EXERCISE OBJECTIVE:
Locate every line below that contains the word "Output" and copy it.

---------------

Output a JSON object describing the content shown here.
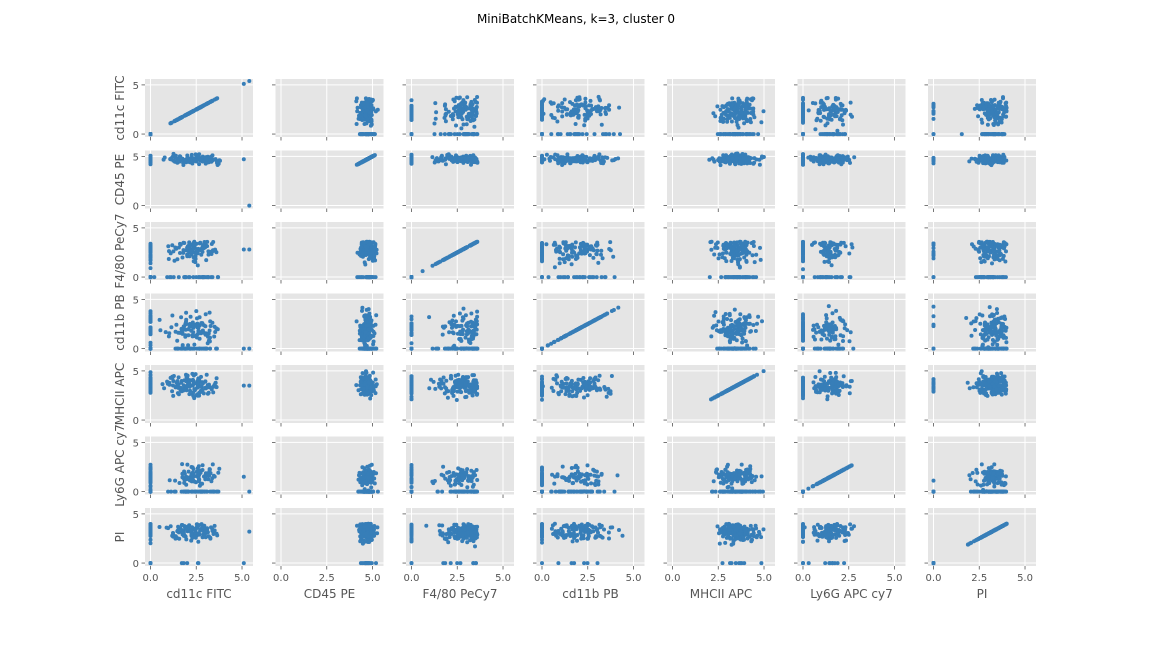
{
  "chart_data": {
    "type": "scatter",
    "title": "MiniBatchKMeans, k=3, cluster 0",
    "variables": [
      "cd11c FITC",
      "CD45 PE",
      "F4/80 PeCy7",
      "cd11b PB",
      "MHCII APC",
      "Ly6G APC cy7",
      "PI"
    ],
    "xlim": [
      -0.3,
      5.6
    ],
    "ylim": [
      -0.3,
      5.6
    ],
    "ticks": [
      0,
      2.5,
      5
    ],
    "tick_labels_x": [
      "0.0",
      "2.5",
      "5.0"
    ],
    "tick_labels_y": [
      "0",
      "5"
    ],
    "grid": true,
    "color": "#377eb8",
    "background": "#e5e5e5",
    "approximate_distributions": {
      "cd11c FITC": {
        "bulk_min": 0.0,
        "bulk_max": 3.8,
        "center": 2.4,
        "zero_fraction": 0.25,
        "outliers": [
          5.1,
          5.4
        ]
      },
      "CD45 PE": {
        "bulk_min": 4.1,
        "bulk_max": 5.3,
        "center": 4.7,
        "zero_fraction": 0.0,
        "outliers": []
      },
      "F4/80 PeCy7": {
        "bulk_min": 0.0,
        "bulk_max": 3.6,
        "center": 2.8,
        "zero_fraction": 0.2,
        "outliers": []
      },
      "cd11b PB": {
        "bulk_min": 0.0,
        "bulk_max": 4.4,
        "center": 2.0,
        "zero_fraction": 0.3,
        "outliers": []
      },
      "MHCII APC": {
        "bulk_min": 2.0,
        "bulk_max": 5.0,
        "center": 3.5,
        "zero_fraction": 0.0,
        "outliers": []
      },
      "Ly6G APC cy7": {
        "bulk_min": 0.0,
        "bulk_max": 2.8,
        "center": 1.5,
        "zero_fraction": 0.4,
        "outliers": []
      },
      "PI": {
        "bulk_min": 1.3,
        "bulk_max": 4.0,
        "center": 3.2,
        "zero_fraction": 0.05,
        "outliers": []
      }
    }
  }
}
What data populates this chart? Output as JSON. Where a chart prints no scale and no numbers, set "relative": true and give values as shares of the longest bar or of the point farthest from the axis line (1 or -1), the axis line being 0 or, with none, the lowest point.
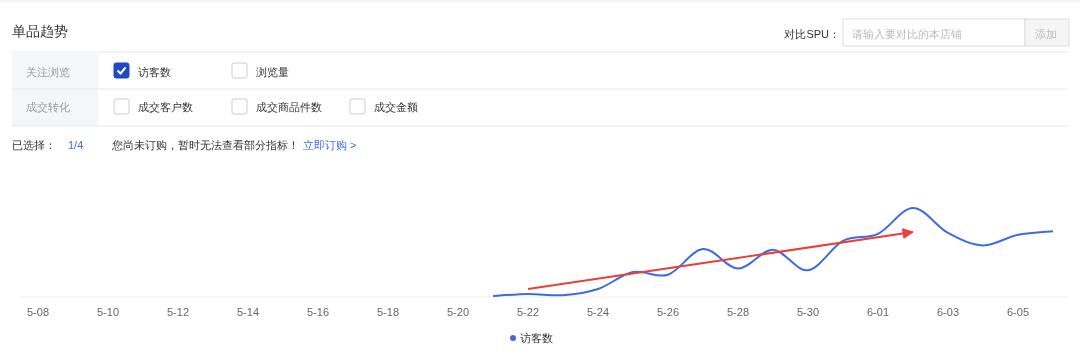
{
  "chart_data": {
    "type": "line",
    "title": "单品趋势",
    "relative": true,
    "categories": [
      "5-08",
      null,
      "5-10",
      null,
      "5-12",
      null,
      "5-14",
      null,
      "5-16",
      null,
      "5-18",
      null,
      "5-20",
      null,
      "5-22",
      null,
      "5-24",
      null,
      "5-26",
      null,
      "5-28",
      null,
      "5-30",
      null,
      "6-01",
      null,
      "6-03",
      null,
      "6-05",
      null
    ],
    "series": [
      {
        "name": "访客数",
        "color": "#3c6be4",
        "values": [
          null,
          null,
          null,
          null,
          null,
          null,
          null,
          null,
          null,
          null,
          null,
          null,
          null,
          0.01,
          0.035,
          0.02,
          0.09,
          0.28,
          0.25,
          0.54,
          0.32,
          0.53,
          0.3,
          0.63,
          0.71,
          1,
          0.72,
          0.58,
          0.7,
          0.74
        ]
      },
      {
        "type": "line",
        "color": "#e8403a",
        "values": [
          null,
          null,
          null,
          null,
          null,
          null,
          null,
          null,
          null,
          null,
          null,
          null,
          null,
          null,
          0.09,
          null,
          null,
          null,
          null,
          null,
          null,
          null,
          null,
          null,
          null,
          0.73,
          null,
          null,
          null,
          null
        ]
      }
    ],
    "legend": "bottom",
    "line_style": "solid",
    "annotations": [
      "对比SPU：",
      "请输入要对比的本店铺",
      "添加",
      "关注浏览",
      "访客数",
      "浏览量",
      "成交转化",
      "成交客户数",
      "成交商品件数",
      "成交金额",
      "已选择：",
      "1/4",
      "您尚未订购，暂时无法查看部分指标！",
      "立即订购 >"
    ]
  }
}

---------------

SOLUTION TO THIS PROBLEM:
Output a JSON object describing the content shown here.
What data populates this chart? Output as JSON. Where a chart prints no scale and no numbers, set "relative": true and give values as shares of the longest bar or of the point farthest from the axis line (1 or -1), the axis line being 0 or, with none, the lowest point.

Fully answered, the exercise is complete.